BEGIN Data supplied

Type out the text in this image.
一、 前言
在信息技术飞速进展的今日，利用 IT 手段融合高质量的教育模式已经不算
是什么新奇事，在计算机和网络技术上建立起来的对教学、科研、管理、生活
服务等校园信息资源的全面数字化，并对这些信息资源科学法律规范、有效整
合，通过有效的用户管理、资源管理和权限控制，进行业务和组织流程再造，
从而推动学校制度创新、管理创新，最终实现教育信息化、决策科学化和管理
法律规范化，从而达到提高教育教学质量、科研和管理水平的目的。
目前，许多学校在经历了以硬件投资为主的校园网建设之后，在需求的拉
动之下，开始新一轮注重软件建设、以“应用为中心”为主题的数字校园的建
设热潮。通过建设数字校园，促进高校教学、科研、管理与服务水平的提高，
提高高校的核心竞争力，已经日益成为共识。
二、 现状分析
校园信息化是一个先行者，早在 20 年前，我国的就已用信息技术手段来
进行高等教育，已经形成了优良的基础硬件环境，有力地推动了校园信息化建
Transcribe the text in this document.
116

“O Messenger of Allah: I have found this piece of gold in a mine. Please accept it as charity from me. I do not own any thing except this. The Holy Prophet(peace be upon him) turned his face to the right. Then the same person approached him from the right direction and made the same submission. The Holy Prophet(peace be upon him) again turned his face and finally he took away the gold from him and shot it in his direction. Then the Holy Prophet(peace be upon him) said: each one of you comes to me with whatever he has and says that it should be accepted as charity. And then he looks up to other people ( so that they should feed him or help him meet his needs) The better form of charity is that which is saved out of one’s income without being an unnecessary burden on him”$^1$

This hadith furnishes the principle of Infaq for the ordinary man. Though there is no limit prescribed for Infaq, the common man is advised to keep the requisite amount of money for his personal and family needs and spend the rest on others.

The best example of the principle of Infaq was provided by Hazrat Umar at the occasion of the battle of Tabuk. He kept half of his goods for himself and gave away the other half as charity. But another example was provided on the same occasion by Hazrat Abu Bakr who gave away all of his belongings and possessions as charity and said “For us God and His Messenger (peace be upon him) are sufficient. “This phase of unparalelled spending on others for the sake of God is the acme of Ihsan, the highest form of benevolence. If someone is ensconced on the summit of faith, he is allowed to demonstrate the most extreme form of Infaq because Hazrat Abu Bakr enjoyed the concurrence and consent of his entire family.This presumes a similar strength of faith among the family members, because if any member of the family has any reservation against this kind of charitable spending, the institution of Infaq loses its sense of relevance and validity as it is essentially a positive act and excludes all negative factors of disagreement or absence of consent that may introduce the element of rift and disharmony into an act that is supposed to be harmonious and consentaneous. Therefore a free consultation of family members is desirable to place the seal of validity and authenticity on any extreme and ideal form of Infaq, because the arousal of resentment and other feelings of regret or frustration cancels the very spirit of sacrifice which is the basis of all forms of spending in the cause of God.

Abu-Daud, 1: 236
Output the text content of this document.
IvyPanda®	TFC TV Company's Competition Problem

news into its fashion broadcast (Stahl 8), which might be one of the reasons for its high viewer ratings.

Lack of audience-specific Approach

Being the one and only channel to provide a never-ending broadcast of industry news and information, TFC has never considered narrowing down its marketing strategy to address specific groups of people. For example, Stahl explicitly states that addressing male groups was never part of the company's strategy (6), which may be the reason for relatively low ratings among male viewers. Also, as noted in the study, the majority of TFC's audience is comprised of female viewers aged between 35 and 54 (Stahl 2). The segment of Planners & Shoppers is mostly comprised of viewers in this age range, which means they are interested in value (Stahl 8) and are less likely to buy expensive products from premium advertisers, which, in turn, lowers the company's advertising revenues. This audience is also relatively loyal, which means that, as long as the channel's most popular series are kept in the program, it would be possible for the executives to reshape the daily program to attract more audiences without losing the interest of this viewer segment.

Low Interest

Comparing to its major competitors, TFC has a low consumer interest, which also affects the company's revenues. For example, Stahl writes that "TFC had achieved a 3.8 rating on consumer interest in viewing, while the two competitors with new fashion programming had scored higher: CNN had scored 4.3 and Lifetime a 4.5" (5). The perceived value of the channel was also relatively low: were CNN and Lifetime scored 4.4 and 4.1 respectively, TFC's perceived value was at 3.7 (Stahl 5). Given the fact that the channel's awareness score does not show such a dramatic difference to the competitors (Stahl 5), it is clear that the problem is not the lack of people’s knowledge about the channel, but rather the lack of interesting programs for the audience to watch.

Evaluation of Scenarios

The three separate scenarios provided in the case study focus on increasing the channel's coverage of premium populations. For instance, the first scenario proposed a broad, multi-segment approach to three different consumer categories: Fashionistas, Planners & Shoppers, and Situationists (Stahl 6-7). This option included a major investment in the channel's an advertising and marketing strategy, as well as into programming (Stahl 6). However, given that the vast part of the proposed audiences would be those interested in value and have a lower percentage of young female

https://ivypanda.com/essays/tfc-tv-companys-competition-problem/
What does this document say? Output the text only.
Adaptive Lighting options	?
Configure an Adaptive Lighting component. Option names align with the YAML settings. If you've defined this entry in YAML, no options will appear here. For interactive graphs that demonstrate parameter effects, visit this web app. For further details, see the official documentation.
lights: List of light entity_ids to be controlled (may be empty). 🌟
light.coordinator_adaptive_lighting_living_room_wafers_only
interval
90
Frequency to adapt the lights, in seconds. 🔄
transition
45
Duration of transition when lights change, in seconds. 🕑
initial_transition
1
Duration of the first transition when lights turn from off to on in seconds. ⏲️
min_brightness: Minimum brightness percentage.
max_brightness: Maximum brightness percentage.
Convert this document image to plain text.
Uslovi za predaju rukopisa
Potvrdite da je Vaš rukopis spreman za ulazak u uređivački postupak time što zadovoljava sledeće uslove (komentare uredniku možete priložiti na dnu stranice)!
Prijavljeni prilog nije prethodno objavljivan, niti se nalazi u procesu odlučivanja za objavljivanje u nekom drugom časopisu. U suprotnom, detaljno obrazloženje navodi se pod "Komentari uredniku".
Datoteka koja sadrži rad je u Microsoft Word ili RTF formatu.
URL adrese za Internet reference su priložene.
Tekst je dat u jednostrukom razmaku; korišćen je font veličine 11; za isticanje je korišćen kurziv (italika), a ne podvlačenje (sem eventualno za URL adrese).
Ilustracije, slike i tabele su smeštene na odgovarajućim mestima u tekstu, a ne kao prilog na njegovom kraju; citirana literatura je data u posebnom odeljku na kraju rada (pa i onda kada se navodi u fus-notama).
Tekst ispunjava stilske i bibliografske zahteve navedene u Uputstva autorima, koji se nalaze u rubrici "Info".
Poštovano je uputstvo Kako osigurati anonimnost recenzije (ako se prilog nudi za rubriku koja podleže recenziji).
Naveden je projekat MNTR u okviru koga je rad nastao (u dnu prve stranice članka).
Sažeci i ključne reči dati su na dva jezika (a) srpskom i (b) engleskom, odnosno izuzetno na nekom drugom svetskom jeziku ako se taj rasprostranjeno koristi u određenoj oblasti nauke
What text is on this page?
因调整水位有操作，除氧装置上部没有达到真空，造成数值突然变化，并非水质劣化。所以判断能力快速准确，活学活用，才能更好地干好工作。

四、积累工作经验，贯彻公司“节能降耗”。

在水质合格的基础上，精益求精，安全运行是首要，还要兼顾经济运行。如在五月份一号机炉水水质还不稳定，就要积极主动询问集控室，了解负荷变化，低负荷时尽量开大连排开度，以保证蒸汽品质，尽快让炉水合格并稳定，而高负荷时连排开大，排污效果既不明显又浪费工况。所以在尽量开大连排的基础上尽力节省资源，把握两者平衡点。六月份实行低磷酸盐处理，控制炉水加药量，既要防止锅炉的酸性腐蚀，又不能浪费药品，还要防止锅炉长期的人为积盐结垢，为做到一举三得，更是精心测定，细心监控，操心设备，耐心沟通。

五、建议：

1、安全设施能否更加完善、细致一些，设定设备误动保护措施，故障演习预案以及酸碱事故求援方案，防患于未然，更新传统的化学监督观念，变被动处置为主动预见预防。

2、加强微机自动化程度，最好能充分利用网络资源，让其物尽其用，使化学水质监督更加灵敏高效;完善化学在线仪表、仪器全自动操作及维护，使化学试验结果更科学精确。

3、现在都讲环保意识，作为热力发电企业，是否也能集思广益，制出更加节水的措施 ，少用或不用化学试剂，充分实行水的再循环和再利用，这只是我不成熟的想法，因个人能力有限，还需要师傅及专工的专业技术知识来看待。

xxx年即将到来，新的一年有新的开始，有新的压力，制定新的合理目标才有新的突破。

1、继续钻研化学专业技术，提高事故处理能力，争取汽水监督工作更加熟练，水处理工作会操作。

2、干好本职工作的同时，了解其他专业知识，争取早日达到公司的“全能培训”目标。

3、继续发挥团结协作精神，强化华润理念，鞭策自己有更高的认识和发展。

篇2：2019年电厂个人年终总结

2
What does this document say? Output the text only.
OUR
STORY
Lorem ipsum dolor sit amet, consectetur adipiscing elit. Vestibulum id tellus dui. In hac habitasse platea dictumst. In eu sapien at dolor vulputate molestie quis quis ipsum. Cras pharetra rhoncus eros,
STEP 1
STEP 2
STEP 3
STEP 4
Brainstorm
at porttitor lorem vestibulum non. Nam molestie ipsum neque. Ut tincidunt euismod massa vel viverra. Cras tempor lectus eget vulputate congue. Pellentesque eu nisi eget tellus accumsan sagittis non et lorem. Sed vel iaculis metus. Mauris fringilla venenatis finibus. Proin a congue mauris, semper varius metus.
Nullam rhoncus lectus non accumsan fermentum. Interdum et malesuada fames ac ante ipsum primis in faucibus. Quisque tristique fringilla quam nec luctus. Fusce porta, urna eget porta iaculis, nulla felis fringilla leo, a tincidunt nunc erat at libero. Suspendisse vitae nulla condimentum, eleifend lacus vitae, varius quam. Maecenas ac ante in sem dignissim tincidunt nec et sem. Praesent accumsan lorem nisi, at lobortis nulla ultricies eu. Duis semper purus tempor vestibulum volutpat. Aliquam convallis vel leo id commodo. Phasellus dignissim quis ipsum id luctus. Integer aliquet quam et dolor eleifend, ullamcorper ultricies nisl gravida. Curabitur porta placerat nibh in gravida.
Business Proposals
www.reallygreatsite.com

END Data supplied

Report only the number of lines in the records that include the word "seconds".

- **Solution to this exercise**:
3